_SUPPLIED MATERIAL_
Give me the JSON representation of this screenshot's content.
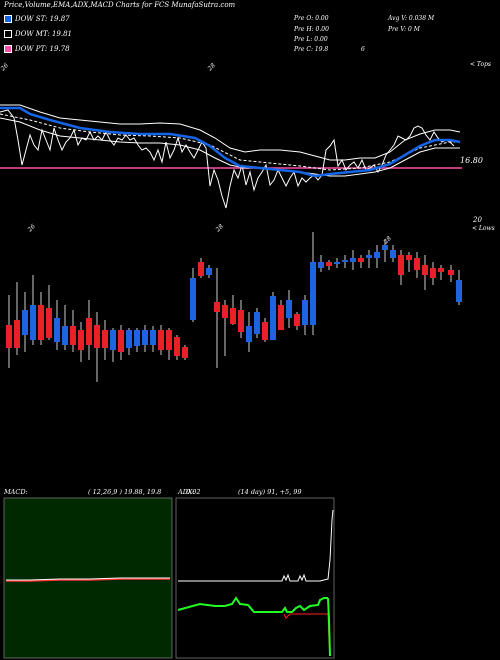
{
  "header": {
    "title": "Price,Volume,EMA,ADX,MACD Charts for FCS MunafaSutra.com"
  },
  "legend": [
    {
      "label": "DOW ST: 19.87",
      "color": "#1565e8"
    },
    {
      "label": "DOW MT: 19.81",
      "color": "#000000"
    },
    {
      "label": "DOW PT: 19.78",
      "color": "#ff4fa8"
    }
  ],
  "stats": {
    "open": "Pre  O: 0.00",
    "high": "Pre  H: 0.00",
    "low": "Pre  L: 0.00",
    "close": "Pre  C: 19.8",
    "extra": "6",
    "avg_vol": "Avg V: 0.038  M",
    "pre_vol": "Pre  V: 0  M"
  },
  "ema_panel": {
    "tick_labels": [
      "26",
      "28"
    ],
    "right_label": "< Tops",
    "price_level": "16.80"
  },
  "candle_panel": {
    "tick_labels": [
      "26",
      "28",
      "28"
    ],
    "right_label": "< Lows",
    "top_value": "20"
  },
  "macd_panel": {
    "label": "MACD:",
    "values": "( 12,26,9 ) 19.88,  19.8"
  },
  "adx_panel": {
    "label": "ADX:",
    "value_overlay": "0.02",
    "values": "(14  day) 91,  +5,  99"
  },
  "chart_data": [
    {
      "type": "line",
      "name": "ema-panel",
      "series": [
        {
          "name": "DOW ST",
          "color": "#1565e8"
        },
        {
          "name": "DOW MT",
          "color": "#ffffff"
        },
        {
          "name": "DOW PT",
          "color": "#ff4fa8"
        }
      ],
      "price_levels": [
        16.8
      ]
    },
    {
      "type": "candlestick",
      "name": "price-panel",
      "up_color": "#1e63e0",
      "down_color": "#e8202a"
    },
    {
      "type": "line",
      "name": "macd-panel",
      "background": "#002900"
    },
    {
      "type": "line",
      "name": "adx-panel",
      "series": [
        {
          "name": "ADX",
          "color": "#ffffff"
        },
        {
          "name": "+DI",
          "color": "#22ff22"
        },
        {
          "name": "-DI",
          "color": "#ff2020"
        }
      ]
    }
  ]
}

_WHAT IS EXPECTED_
For this exercise, gather every line of the data that contains the word "name".

_TASK OUTPUT_
      "name": "ema-panel",
          "name": "DOW ST",
          "name": "DOW MT",
          "name": "DOW PT",
      "name": "price-panel",
      "name": "macd-panel",
      "name": "adx-panel",
          "name": "ADX",
          "name": "+DI",
          "name": "-DI",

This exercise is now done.